[Dataset excerpt]
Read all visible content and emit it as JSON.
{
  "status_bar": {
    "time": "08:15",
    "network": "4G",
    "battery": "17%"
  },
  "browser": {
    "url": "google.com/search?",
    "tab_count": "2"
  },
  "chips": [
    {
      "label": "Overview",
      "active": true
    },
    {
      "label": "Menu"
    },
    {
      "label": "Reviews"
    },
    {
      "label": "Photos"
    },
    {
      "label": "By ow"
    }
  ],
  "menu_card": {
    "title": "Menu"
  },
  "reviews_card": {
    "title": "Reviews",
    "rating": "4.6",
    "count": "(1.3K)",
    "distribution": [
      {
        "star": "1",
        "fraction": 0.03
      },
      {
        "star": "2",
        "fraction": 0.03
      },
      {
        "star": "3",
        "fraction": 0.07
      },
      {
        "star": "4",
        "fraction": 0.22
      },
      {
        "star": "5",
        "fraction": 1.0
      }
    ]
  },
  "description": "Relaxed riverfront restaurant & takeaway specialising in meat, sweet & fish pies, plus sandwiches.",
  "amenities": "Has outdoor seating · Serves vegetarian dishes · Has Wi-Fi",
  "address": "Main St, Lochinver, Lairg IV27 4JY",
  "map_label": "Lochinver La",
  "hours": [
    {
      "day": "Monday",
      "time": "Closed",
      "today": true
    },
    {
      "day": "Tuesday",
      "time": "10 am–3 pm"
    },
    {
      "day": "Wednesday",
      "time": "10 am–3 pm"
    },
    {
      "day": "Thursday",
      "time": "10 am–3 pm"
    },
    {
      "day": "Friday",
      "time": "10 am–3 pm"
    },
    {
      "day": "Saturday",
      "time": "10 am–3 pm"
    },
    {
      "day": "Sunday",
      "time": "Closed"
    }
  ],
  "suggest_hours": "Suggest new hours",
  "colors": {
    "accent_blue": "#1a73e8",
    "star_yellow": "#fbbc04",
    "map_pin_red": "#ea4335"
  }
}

Exercise task:
Copy out all of the records shown above exactly.

Answer to the problem:
Read all visible content and emit it as JSON.
{
  "status_bar": {
    "time": "08:15",
    "network": "4G",
    "battery": "17%"
  },
  "browser": {
    "url": "google.com/search?",
    "tab_count": "2"
  },
  "chips": [
    {
      "label": "Overview",
      "active": true
    },
    {
      "label": "Menu"
    },
    {
      "label": "Reviews"
    },
    {
      "label": "Photos"
    },
    {
      "label": "By ow"
    }
  ],
  "menu_card": {
    "title": "Menu"
  },
  "reviews_card": {
    "title": "Reviews",
    "rating": "4.6",
    "count": "(1.3K)",
    "distribution": [
      {
        "star": "1",
        "fraction": 0.03
      },
      {
        "star": "2",
        "fraction": 0.03
      },
      {
        "star": "3",
        "fraction": 0.07
      },
      {
        "star": "4",
        "fraction": 0.22
      },
      {
        "star": "5",
        "fraction": 1.0
      }
    ]
  },
  "description": "Relaxed riverfront restaurant & takeaway specialising in meat, sweet & fish pies, plus sandwiches.",
  "amenities": "Has outdoor seating · Serves vegetarian dishes · Has Wi-Fi",
  "address": "Main St, Lochinver, Lairg IV27 4JY",
  "map_label": "Lochinver La",
  "hours": [
    {
      "day": "Monday",
      "time": "Closed",
      "today": true
    },
    {
      "day": "Tuesday",
      "time": "10 am–3 pm"
    },
    {
      "day": "Wednesday",
      "time": "10 am–3 pm"
    },
    {
      "day": "Thursday",
      "time": "10 am–3 pm"
    },
    {
      "day": "Friday",
      "time": "10 am–3 pm"
    },
    {
      "day": "Saturday",
      "time": "10 am–3 pm"
    },
    {
      "day": "Sunday",
      "time": "Closed"
    }
  ],
  "suggest_hours": "Suggest new hours",
  "colors": {
    "accent_blue": "#1a73e8",
    "star_yellow": "#fbbc04",
    "map_pin_red": "#ea4335"
  }
}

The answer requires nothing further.